■ **WHAT YOU ARE ASKED TO DO**:
Report only the number of lines in the following entries where the word "subclavian" occurs.
** Opening ENTRIES PROVIDED block **
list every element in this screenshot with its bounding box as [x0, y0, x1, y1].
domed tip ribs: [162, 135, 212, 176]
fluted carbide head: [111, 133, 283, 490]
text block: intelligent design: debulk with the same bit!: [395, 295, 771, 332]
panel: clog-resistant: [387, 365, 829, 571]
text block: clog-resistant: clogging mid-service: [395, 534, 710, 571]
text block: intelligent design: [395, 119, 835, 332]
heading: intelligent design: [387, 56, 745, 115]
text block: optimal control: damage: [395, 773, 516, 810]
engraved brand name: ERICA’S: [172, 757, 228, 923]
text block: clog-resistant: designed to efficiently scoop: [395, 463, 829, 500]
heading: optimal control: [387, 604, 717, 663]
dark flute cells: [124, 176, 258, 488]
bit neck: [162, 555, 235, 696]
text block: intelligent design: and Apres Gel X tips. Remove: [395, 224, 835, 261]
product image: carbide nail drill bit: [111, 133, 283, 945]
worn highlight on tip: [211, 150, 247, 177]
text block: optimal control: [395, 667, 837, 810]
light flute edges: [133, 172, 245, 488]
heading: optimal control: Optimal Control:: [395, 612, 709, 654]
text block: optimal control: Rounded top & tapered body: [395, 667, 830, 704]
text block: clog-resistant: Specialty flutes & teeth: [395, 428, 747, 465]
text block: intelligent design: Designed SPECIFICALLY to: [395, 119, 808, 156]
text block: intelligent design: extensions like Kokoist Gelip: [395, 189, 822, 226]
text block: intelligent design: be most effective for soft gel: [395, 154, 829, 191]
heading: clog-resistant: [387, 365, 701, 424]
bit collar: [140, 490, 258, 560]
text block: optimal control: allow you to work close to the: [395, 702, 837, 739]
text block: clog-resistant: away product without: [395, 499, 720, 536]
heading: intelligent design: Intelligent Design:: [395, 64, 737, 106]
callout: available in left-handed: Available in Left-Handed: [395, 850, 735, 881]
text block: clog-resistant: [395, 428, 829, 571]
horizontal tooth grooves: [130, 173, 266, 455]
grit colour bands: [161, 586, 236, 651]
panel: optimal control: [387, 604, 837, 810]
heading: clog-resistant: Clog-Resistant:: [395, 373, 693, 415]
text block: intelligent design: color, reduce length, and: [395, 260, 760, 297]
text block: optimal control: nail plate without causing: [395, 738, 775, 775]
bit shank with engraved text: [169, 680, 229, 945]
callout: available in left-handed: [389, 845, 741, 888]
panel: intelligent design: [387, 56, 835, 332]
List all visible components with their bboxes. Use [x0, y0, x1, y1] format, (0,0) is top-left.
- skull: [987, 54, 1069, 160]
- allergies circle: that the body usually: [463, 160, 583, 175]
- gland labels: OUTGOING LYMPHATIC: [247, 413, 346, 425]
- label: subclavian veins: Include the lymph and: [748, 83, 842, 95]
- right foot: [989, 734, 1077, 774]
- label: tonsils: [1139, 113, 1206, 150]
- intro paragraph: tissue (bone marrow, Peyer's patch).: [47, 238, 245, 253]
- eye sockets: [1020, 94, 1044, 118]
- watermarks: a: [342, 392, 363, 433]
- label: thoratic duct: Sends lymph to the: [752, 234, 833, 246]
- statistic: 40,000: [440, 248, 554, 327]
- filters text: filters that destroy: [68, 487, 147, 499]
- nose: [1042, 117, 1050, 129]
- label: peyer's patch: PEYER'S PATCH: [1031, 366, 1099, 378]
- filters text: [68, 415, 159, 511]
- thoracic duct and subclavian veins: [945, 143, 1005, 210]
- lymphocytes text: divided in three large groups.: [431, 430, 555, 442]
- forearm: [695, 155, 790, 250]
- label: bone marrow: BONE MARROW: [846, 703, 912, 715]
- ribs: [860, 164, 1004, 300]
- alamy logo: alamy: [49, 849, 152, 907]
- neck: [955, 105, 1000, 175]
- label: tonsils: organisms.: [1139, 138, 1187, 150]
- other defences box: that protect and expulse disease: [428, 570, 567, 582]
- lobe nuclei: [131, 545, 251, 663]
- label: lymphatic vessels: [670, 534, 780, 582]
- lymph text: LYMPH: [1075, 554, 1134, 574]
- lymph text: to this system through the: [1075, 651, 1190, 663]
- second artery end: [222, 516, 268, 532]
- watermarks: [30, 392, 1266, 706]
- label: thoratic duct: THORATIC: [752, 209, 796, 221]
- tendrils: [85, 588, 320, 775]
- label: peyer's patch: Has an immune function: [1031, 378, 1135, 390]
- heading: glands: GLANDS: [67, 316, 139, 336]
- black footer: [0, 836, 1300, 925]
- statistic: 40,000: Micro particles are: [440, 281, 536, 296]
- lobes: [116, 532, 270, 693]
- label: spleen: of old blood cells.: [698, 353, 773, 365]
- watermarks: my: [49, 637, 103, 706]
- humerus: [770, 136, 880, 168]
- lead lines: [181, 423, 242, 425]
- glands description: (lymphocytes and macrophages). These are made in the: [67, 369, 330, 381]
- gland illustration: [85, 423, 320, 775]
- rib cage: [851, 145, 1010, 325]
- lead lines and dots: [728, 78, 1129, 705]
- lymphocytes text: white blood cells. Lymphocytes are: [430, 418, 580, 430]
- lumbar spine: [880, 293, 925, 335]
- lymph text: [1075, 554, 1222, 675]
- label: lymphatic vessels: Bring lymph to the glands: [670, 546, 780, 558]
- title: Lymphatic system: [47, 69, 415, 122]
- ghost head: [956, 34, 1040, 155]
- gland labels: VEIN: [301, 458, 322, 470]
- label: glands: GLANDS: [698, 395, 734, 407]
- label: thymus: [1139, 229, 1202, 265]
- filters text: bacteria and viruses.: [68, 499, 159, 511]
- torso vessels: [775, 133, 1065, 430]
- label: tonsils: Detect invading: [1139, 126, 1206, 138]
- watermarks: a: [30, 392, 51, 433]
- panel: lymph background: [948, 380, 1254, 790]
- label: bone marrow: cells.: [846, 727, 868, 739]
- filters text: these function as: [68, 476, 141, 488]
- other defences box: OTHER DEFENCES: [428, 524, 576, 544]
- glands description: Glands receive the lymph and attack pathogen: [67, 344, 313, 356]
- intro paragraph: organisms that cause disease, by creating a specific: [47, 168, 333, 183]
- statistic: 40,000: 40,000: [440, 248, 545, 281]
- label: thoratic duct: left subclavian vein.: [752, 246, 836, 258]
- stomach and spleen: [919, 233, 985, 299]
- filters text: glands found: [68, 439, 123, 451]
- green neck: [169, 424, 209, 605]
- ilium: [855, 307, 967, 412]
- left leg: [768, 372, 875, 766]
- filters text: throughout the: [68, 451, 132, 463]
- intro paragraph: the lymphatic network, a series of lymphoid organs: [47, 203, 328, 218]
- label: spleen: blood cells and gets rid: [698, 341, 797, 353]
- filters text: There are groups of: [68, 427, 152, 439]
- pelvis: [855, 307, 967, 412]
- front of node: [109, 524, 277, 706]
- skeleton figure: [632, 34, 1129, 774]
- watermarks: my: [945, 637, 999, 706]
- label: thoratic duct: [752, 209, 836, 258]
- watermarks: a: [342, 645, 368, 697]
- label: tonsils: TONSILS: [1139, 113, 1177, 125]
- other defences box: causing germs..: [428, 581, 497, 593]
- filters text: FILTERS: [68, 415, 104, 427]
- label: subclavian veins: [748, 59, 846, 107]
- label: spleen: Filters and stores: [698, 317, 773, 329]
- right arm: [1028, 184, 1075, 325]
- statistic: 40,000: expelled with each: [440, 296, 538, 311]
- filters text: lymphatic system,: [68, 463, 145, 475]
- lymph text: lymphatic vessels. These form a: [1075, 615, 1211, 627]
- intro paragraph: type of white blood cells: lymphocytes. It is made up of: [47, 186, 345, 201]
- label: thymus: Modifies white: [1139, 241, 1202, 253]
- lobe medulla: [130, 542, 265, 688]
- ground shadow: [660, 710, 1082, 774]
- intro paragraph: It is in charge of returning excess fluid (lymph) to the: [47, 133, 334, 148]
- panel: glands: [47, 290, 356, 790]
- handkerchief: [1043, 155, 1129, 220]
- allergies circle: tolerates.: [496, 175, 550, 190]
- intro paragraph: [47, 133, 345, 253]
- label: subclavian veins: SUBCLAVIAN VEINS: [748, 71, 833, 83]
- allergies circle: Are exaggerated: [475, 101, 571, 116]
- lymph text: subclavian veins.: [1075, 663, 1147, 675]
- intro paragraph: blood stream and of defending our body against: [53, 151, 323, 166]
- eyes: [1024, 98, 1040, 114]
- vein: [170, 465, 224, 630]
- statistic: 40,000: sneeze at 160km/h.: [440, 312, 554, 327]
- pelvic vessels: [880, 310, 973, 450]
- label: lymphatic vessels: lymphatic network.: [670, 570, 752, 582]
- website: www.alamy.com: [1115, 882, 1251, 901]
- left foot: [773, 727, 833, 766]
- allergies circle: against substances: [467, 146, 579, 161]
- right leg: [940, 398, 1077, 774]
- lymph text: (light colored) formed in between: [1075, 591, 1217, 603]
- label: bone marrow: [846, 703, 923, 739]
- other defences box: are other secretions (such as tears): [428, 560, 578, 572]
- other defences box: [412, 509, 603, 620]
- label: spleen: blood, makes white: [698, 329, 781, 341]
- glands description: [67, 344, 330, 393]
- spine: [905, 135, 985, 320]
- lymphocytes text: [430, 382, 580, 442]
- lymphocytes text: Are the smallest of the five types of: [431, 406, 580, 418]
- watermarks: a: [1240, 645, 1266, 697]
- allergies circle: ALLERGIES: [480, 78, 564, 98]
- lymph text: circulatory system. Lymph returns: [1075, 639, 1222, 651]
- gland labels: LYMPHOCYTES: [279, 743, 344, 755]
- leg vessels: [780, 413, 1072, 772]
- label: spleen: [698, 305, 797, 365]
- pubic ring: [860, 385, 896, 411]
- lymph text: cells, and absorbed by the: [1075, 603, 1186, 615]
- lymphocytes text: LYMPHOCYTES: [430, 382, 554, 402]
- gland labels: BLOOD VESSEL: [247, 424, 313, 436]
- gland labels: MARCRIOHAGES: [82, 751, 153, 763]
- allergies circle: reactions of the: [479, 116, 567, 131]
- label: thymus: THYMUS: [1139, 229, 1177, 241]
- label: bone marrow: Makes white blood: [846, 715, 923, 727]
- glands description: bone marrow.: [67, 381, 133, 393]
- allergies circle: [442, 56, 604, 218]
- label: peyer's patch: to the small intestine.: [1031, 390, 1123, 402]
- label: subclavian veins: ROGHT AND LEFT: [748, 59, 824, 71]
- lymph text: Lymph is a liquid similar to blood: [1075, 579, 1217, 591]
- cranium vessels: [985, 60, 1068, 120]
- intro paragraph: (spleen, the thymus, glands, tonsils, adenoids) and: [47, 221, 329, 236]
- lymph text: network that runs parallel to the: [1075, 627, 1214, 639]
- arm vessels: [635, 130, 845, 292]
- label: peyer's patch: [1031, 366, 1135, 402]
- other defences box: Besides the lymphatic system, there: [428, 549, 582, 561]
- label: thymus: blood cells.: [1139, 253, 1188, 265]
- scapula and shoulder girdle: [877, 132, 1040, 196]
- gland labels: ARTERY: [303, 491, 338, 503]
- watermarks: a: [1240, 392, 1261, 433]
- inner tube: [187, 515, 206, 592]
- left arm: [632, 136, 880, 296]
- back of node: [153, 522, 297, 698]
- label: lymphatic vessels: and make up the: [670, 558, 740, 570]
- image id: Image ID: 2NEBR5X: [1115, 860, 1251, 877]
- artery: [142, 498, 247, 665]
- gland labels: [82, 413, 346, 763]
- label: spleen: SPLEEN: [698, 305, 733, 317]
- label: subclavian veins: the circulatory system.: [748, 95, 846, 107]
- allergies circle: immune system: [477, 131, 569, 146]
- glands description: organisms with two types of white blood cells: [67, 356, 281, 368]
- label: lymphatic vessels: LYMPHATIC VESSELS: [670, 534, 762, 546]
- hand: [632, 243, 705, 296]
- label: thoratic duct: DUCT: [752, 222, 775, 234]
** Closing ENTRIES PROVIDED block **
■ **THE ANSWER**:
8